DIRECTION ▸ Write the entries out again exactly as they stand, but without the pictures.

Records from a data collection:
((

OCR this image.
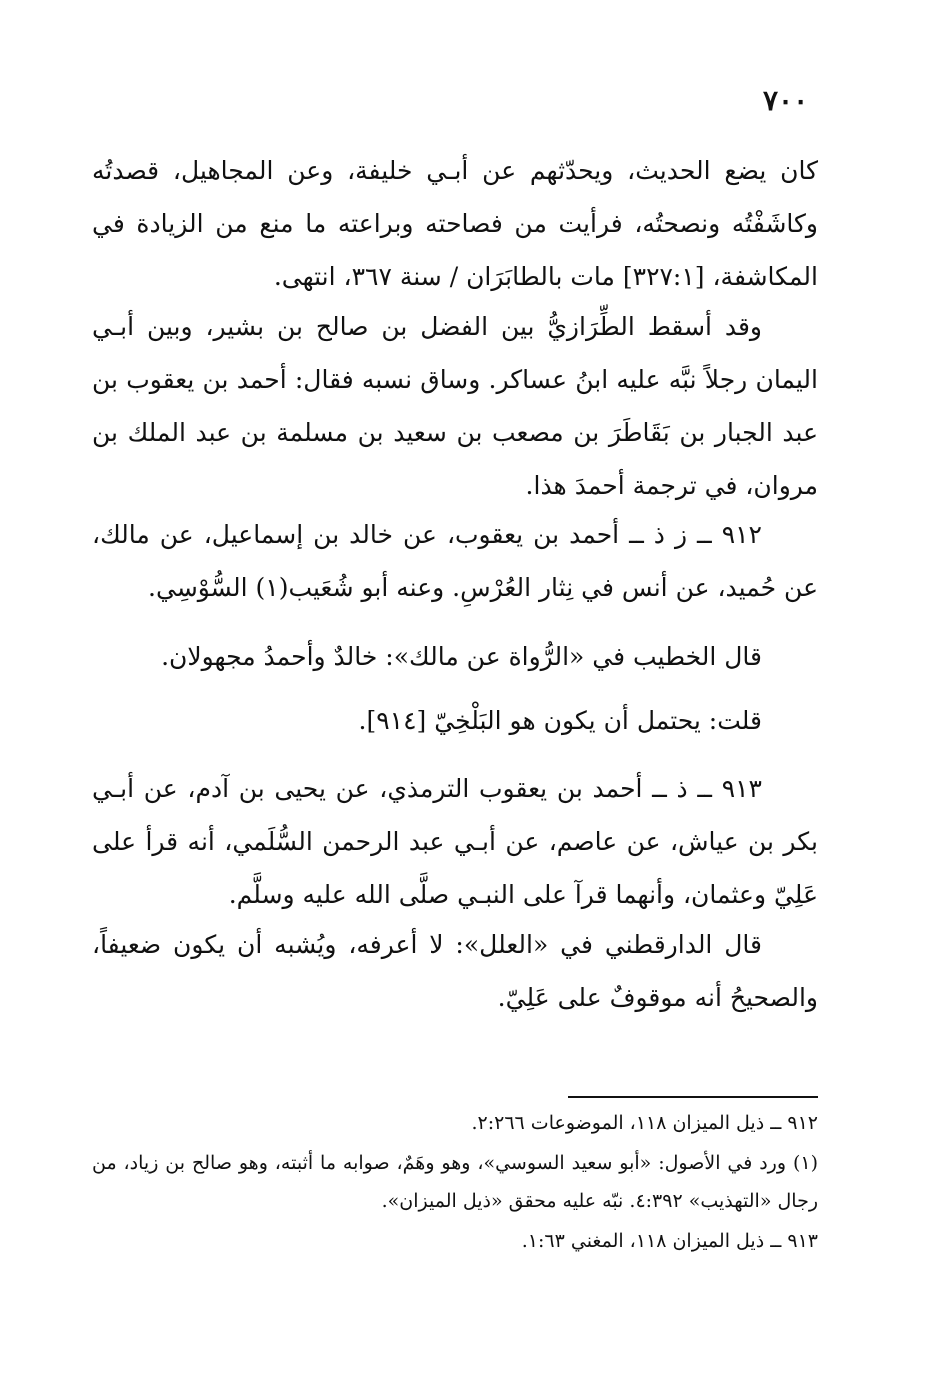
٧٠٠

كان يضع الحديث، ويحدّثهم عن أبـي خليفة، وعن المجاهيل، قصدتُه وكاشَفْتُه ونصحتُه، فرأيت من فصاحته وبراعته ما منع من الزيادة في المكاشفة، [٣٢٧:١] مات بالطابَرَان / سنة ٣٦٧، انتهى.

وقد أسقط الطِّرَازيُّ بين الفضل بن صالح بن بشير، وبين أبـي اليمان رجلاً نبَّه عليه ابنُ عساكر. وساق نسبه فقال: أحمد بن يعقوب بن عبد الجبار بن بَقَاطَرَ بن مصعب بن سعيد بن مسلمة بن عبد الملك بن مروان، في ترجمة أحمدَ هذا.

٩١٢ ــ ز ذ ــ أحمد بن يعقوب، عن خالد بن إسماعيل، عن مالك، عن حُميد، عن أنس في نِثار العُرْسِ. وعنه أبو شُعَيب(١) السُّوْسِي.

قال الخطيب في «الرُّواة عن مالك»: خالدٌ وأحمدُ مجهولان.

قلت: يحتمل أن يكون هو البَلْخِيّ [٩١٤].

٩١٣ ــ ذ ــ أحمد بن يعقوب الترمذي، عن يحيى بن آدم، عن أبـي بكر بن عياش، عن عاصم، عن أبـي عبد الرحمن السُّلَمي، أنه قرأ على عَلِيّ وعثمان، وأنهما قرآ على النبـي صلَّى الله عليه وسلَّم.

قال الدارقطني في «العلل»: لا أعرفه، ويُشبه أن يكون ضعيفاً، والصحيحُ أنه موقوفٌ على عَلِيّ.

٩١٢ ــ ذيل الميزان ١١٨، الموضوعات ٢:٢٦٦.

(١) ورد في الأصول: «أبو سعيد السوسي»، وهو وهَمٌ، صوابه ما أثبته، وهو صالح بن زياد، من رجال «التهذيب» ٤:٣٩٢. نبّه عليه محقق «ذيل الميزان».

٩١٣ ــ ذيل الميزان ١١٨، المغني ١:٦٣.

))

COMPLETE RESPONSE ▸
OCR this image.
٧٠٠

كان يضع الحديث، ويحدّثهم عن أبـي خليفة، وعن المجاهيل، قصدتُه وكاشَفْتُه ونصحتُه، فرأيت من فصاحته وبراعته ما منع من الزيادة في المكاشفة، [٣٢٧:١] مات بالطابَرَان / سنة ٣٦٧، انتهى.

وقد أسقط الطِّرَازيُّ بين الفضل بن صالح بن بشير، وبين أبـي اليمان رجلاً نبَّه عليه ابنُ عساكر. وساق نسبه فقال: أحمد بن يعقوب بن عبد الجبار بن بَقَاطَرَ بن مصعب بن سعيد بن مسلمة بن عبد الملك بن مروان، في ترجمة أحمدَ هذا.

٩١٢ ــ ز ذ ــ أحمد بن يعقوب، عن خالد بن إسماعيل، عن مالك، عن حُميد، عن أنس في نِثار العُرْسِ. وعنه أبو شُعَيب(١) السُّوْسِي.

قال الخطيب في «الرُّواة عن مالك»: خالدٌ وأحمدُ مجهولان.

قلت: يحتمل أن يكون هو البَلْخِيّ [٩١٤].

٩١٣ ــ ذ ــ أحمد بن يعقوب الترمذي، عن يحيى بن آدم، عن أبـي بكر بن عياش، عن عاصم، عن أبـي عبد الرحمن السُّلَمي، أنه قرأ على عَلِيّ وعثمان، وأنهما قرآ على النبـي صلَّى الله عليه وسلَّم.

قال الدارقطني في «العلل»: لا أعرفه، ويُشبه أن يكون ضعيفاً، والصحيحُ أنه موقوفٌ على عَلِيّ.

٩١٢ ــ ذيل الميزان ١١٨، الموضوعات ٢:٢٦٦.

(١) ورد في الأصول: «أبو سعيد السوسي»، وهو وهَمٌ، صوابه ما أثبته، وهو صالح بن زياد، من رجال «التهذيب» ٤:٣٩٢. نبّه عليه محقق «ذيل الميزان».

٩١٣ ــ ذيل الميزان ١١٨، المغني ١:٦٣.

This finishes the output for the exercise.